### Challenge
Can you reproduce the listing below word for word, leaving every line unchanged?

Extracted records
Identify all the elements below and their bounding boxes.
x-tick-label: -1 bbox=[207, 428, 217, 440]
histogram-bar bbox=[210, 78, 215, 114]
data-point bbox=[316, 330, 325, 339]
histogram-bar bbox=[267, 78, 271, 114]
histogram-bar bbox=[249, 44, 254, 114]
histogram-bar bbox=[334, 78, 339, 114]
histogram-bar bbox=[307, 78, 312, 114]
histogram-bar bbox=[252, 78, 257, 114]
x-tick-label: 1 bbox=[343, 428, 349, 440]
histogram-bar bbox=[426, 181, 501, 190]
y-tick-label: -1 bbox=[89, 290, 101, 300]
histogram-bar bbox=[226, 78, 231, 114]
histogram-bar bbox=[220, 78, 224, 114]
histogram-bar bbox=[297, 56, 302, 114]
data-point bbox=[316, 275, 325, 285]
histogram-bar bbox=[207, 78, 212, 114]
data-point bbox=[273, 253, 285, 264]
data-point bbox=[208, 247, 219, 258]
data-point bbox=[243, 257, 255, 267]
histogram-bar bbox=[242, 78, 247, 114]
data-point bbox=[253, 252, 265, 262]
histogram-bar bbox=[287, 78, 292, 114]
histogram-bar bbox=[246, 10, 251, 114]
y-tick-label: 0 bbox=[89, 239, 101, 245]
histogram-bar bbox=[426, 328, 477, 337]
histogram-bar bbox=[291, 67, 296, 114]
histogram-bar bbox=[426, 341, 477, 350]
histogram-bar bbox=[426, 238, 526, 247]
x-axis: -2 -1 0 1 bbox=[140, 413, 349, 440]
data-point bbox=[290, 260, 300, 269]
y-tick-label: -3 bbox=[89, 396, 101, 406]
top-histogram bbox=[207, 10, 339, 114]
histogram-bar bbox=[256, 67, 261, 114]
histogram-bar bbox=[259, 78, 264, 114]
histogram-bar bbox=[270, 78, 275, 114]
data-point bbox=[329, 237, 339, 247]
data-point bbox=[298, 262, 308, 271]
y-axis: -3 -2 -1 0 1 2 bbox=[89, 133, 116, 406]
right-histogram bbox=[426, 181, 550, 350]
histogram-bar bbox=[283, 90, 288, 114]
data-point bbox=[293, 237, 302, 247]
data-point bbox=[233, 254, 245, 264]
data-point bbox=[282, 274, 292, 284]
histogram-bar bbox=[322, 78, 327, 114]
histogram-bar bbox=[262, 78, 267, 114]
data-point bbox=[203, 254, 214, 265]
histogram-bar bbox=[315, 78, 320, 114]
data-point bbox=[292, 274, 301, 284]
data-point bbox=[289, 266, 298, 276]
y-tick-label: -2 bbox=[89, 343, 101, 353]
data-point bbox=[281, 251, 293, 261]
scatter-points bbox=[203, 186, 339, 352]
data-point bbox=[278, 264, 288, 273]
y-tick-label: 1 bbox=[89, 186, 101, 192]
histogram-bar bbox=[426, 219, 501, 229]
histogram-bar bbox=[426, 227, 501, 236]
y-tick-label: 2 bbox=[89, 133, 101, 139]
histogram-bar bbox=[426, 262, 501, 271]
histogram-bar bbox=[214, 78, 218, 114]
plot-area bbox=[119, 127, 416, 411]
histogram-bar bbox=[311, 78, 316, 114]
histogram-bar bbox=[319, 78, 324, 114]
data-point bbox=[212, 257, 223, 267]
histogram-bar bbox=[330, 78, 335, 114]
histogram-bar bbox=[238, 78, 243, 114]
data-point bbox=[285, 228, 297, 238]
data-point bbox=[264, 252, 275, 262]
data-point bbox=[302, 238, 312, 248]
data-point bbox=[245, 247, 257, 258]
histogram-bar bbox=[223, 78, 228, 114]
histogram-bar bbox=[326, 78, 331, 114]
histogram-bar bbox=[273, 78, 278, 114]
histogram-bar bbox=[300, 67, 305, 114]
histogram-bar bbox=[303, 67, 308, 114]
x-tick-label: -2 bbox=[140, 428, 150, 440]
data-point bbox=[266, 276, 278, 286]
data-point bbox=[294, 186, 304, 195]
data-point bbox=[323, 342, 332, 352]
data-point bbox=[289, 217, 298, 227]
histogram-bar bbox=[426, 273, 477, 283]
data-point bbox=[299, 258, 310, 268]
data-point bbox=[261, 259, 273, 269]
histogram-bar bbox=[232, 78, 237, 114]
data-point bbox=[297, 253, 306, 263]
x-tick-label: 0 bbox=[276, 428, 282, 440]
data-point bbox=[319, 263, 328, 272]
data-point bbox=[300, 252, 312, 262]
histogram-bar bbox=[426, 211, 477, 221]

### Expected answer
Identify all the elements below and their bounding boxes.
x-tick-label: -1 bbox=[207, 428, 217, 440]
histogram-bar bbox=[210, 78, 215, 114]
data-point bbox=[316, 330, 325, 339]
histogram-bar bbox=[267, 78, 271, 114]
histogram-bar bbox=[249, 44, 254, 114]
histogram-bar bbox=[334, 78, 339, 114]
histogram-bar bbox=[307, 78, 312, 114]
histogram-bar bbox=[252, 78, 257, 114]
x-tick-label: 1 bbox=[343, 428, 349, 440]
histogram-bar bbox=[426, 181, 501, 190]
y-tick-label: -1 bbox=[89, 290, 101, 300]
histogram-bar bbox=[226, 78, 231, 114]
histogram-bar bbox=[220, 78, 224, 114]
histogram-bar bbox=[297, 56, 302, 114]
data-point bbox=[316, 275, 325, 285]
histogram-bar bbox=[207, 78, 212, 114]
data-point bbox=[273, 253, 285, 264]
data-point bbox=[208, 247, 219, 258]
data-point bbox=[243, 257, 255, 267]
histogram-bar bbox=[242, 78, 247, 114]
data-point bbox=[253, 252, 265, 262]
histogram-bar bbox=[287, 78, 292, 114]
histogram-bar bbox=[246, 10, 251, 114]
y-tick-label: 0 bbox=[89, 239, 101, 245]
histogram-bar bbox=[426, 328, 477, 337]
histogram-bar bbox=[291, 67, 296, 114]
histogram-bar bbox=[426, 341, 477, 350]
histogram-bar bbox=[426, 238, 526, 247]
x-axis: -2 -1 0 1 bbox=[140, 413, 349, 440]
data-point bbox=[290, 260, 300, 269]
y-tick-label: -3 bbox=[89, 396, 101, 406]
top-histogram bbox=[207, 10, 339, 114]
histogram-bar bbox=[256, 67, 261, 114]
histogram-bar bbox=[259, 78, 264, 114]
histogram-bar bbox=[270, 78, 275, 114]
data-point bbox=[329, 237, 339, 247]
data-point bbox=[298, 262, 308, 271]
y-axis: -3 -2 -1 0 1 2 bbox=[89, 133, 116, 406]
right-histogram bbox=[426, 181, 550, 350]
histogram-bar bbox=[283, 90, 288, 114]
data-point bbox=[293, 237, 302, 247]
data-point bbox=[233, 254, 245, 264]
data-point bbox=[282, 274, 292, 284]
histogram-bar bbox=[322, 78, 327, 114]
histogram-bar bbox=[262, 78, 267, 114]
data-point bbox=[203, 254, 214, 265]
histogram-bar bbox=[315, 78, 320, 114]
data-point bbox=[292, 274, 301, 284]
data-point bbox=[289, 266, 298, 276]
y-tick-label: -2 bbox=[89, 343, 101, 353]
data-point bbox=[281, 251, 293, 261]
scatter-points bbox=[203, 186, 339, 352]
data-point bbox=[278, 264, 288, 273]
y-tick-label: 1 bbox=[89, 186, 101, 192]
histogram-bar bbox=[426, 219, 501, 229]
histogram-bar bbox=[426, 227, 501, 236]
y-tick-label: 2 bbox=[89, 133, 101, 139]
histogram-bar bbox=[426, 262, 501, 271]
histogram-bar bbox=[214, 78, 218, 114]
plot-area bbox=[119, 127, 416, 411]
histogram-bar bbox=[311, 78, 316, 114]
histogram-bar bbox=[319, 78, 324, 114]
data-point bbox=[212, 257, 223, 267]
histogram-bar bbox=[330, 78, 335, 114]
histogram-bar bbox=[238, 78, 243, 114]
data-point bbox=[285, 228, 297, 238]
data-point bbox=[264, 252, 275, 262]
data-point bbox=[302, 238, 312, 248]
data-point bbox=[245, 247, 257, 258]
histogram-bar bbox=[223, 78, 228, 114]
histogram-bar bbox=[326, 78, 331, 114]
histogram-bar bbox=[273, 78, 278, 114]
histogram-bar bbox=[300, 67, 305, 114]
histogram-bar bbox=[303, 67, 308, 114]
x-tick-label: -2 bbox=[140, 428, 150, 440]
data-point bbox=[266, 276, 278, 286]
data-point bbox=[294, 186, 304, 195]
data-point bbox=[323, 342, 332, 352]
data-point bbox=[289, 217, 298, 227]
histogram-bar bbox=[426, 273, 477, 283]
data-point bbox=[299, 258, 310, 268]
data-point bbox=[261, 259, 273, 269]
histogram-bar bbox=[232, 78, 237, 114]
data-point bbox=[297, 253, 306, 263]
x-tick-label: 0 bbox=[276, 428, 282, 440]
data-point bbox=[319, 263, 328, 272]
data-point bbox=[300, 252, 312, 262]
histogram-bar bbox=[426, 211, 477, 221]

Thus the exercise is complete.